TASK DESCRIPTION » Present every line in which the string "domain" appears.

EXTRACTED RECORDS »
start

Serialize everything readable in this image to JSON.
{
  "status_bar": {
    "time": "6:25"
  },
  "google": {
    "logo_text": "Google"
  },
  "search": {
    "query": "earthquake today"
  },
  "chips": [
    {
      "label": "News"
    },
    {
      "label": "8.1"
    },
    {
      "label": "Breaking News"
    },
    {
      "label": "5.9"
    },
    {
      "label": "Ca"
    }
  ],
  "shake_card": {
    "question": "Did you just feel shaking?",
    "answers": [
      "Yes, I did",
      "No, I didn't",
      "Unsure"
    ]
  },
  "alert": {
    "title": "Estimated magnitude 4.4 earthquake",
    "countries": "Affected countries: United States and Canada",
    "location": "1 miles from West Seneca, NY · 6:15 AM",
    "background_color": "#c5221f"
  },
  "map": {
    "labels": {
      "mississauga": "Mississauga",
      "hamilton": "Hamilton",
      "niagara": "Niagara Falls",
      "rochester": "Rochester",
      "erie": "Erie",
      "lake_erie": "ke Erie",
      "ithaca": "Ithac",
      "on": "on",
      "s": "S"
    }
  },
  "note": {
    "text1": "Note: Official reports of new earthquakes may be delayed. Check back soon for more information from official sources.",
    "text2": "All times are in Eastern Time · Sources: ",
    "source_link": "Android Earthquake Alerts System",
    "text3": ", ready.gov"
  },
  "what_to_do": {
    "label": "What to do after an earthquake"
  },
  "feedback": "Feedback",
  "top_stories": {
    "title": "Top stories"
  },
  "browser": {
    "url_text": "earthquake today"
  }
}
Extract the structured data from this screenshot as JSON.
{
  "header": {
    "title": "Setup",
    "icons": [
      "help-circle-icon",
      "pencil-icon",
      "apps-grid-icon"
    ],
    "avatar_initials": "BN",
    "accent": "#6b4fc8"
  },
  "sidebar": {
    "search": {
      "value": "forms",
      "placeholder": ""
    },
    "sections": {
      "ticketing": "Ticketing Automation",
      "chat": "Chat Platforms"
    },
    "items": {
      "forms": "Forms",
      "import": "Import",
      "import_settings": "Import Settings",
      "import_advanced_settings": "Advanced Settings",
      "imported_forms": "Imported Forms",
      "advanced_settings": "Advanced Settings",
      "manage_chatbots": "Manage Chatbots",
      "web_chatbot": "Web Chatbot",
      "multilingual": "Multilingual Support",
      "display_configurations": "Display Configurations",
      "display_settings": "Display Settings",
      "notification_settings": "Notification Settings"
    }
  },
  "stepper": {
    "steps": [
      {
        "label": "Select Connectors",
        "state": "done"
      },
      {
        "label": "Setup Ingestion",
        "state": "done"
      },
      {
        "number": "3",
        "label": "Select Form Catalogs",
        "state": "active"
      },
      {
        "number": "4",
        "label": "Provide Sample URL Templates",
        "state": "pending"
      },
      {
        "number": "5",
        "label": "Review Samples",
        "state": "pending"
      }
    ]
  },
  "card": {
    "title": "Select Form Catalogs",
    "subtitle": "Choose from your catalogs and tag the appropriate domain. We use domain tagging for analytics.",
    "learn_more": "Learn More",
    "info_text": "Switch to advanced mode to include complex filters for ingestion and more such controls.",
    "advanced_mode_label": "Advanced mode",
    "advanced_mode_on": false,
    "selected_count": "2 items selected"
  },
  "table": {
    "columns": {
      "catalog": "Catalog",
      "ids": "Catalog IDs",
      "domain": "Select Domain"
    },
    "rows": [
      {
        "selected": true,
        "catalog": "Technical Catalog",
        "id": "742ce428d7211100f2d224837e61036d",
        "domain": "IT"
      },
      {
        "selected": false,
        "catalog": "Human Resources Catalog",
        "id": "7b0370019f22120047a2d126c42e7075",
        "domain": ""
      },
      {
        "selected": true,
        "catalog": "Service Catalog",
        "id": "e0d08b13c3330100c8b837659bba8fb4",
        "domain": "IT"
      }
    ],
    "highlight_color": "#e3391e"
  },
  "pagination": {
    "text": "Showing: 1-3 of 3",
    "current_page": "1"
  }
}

end

PROBLEM SOLUTION »
    "subtitle": "Choose from your catalogs and tag the appropriate domain. We use domain tagging for analytics.",
      "domain": "Select Domain"
        "domain": "IT"
        "domain": ""
        "domain": "IT"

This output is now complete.